(TASK DIRECTIONS): Return each line of the material verbatim.
BEGIN GIVEN ENTRIES
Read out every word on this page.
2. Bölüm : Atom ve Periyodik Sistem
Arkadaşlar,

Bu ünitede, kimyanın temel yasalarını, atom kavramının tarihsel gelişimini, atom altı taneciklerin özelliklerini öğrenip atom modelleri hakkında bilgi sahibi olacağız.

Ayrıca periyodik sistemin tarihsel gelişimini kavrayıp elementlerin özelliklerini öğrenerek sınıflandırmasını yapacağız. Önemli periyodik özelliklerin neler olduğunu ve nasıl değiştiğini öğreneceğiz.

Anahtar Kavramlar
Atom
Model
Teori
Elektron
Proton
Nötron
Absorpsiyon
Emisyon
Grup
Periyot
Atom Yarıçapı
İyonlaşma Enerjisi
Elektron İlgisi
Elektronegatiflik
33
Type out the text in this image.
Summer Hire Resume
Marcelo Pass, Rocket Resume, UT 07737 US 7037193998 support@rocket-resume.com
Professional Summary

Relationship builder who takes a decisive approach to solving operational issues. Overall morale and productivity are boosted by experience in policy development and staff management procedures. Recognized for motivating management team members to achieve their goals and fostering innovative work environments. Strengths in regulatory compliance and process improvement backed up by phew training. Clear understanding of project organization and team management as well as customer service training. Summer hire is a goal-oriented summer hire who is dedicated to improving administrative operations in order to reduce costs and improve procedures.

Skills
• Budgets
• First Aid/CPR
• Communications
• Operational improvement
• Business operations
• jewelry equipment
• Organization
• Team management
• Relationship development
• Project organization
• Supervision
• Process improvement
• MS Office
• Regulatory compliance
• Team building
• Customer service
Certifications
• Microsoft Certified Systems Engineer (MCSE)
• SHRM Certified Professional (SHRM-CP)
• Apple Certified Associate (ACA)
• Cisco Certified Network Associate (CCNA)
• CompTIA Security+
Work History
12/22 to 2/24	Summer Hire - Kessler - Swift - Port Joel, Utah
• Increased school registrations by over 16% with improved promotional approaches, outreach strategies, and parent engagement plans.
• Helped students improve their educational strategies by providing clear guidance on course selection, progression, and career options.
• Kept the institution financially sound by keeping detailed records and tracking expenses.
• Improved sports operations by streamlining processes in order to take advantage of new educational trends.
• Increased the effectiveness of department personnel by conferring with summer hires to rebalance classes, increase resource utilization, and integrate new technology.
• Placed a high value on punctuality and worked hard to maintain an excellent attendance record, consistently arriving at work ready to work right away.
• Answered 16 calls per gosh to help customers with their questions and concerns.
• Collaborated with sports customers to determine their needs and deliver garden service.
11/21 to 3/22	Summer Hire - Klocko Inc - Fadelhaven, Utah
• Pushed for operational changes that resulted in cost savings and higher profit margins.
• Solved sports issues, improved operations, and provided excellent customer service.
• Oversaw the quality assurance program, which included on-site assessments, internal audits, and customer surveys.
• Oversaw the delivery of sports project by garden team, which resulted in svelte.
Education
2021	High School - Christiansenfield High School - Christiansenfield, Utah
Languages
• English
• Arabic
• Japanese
END GIVEN ENTRIES
(ANSWER BELOW):
Read out every word on this page.
2. Bölüm : Atom ve Periyodik Sistem
Arkadaşlar,

Bu ünitede, kimyanın temel yasalarını, atom kavramının tarihsel gelişimini, atom altı taneciklerin özelliklerini öğrenip atom modelleri hakkında bilgi sahibi olacağız.

Ayrıca periyodik sistemin tarihsel gelişimini kavrayıp elementlerin özelliklerini öğrenerek sınıflandırmasını yapacağız. Önemli periyodik özelliklerin neler olduğunu ve nasıl değiştiğini öğreneceğiz.

Anahtar Kavramlar
Atom
Model
Teori
Elektron
Proton
Nötron
Absorpsiyon
Emisyon
Grup
Periyot
Atom Yarıçapı
İyonlaşma Enerjisi
Elektron İlgisi
Elektronegatiflik
33
Type out the text in this image.
Summer Hire Resume
Marcelo Pass, Rocket Resume, UT 07737 US 7037193998 support@rocket-resume.com
Professional Summary

Relationship builder who takes a decisive approach to solving operational issues. Overall morale and productivity are boosted by experience in policy development and staff management procedures. Recognized for motivating management team members to achieve their goals and fostering innovative work environments. Strengths in regulatory compliance and process improvement backed up by phew training. Clear understanding of project organization and team management as well as customer service training. Summer hire is a goal-oriented summer hire who is dedicated to improving administrative operations in order to reduce costs and improve procedures.

Skills
• Budgets
• First Aid/CPR
• Communications
• Operational improvement
• Business operations
• jewelry equipment
• Organization
• Team management
• Relationship development
• Project organization
• Supervision
• Process improvement
• MS Office
• Regulatory compliance
• Team building
• Customer service
Certifications
• Microsoft Certified Systems Engineer (MCSE)
• SHRM Certified Professional (SHRM-CP)
• Apple Certified Associate (ACA)
• Cisco Certified Network Associate (CCNA)
• CompTIA Security+
Work History
12/22 to 2/24	Summer Hire - Kessler - Swift - Port Joel, Utah
• Increased school registrations by over 16% with improved promotional approaches, outreach strategies, and parent engagement plans.
• Helped students improve their educational strategies by providing clear guidance on course selection, progression, and career options.
• Kept the institution financially sound by keeping detailed records and tracking expenses.
• Improved sports operations by streamlining processes in order to take advantage of new educational trends.
• Increased the effectiveness of department personnel by conferring with summer hires to rebalance classes, increase resource utilization, and integrate new technology.
• Placed a high value on punctuality and worked hard to maintain an excellent attendance record, consistently arriving at work ready to work right away.
• Answered 16 calls per gosh to help customers with their questions and concerns.
• Collaborated with sports customers to determine their needs and deliver garden service.
11/21 to 3/22	Summer Hire - Klocko Inc - Fadelhaven, Utah
• Pushed for operational changes that resulted in cost savings and higher profit margins.
• Solved sports issues, improved operations, and provided excellent customer service.
• Oversaw the quality assurance program, which included on-site assessments, internal audits, and customer surveys.
• Oversaw the delivery of sports project by garden team, which resulted in svelte.
Education
2021	High School - Christiansenfield High School - Christiansenfield, Utah
Languages
• English
• Arabic
• Japanese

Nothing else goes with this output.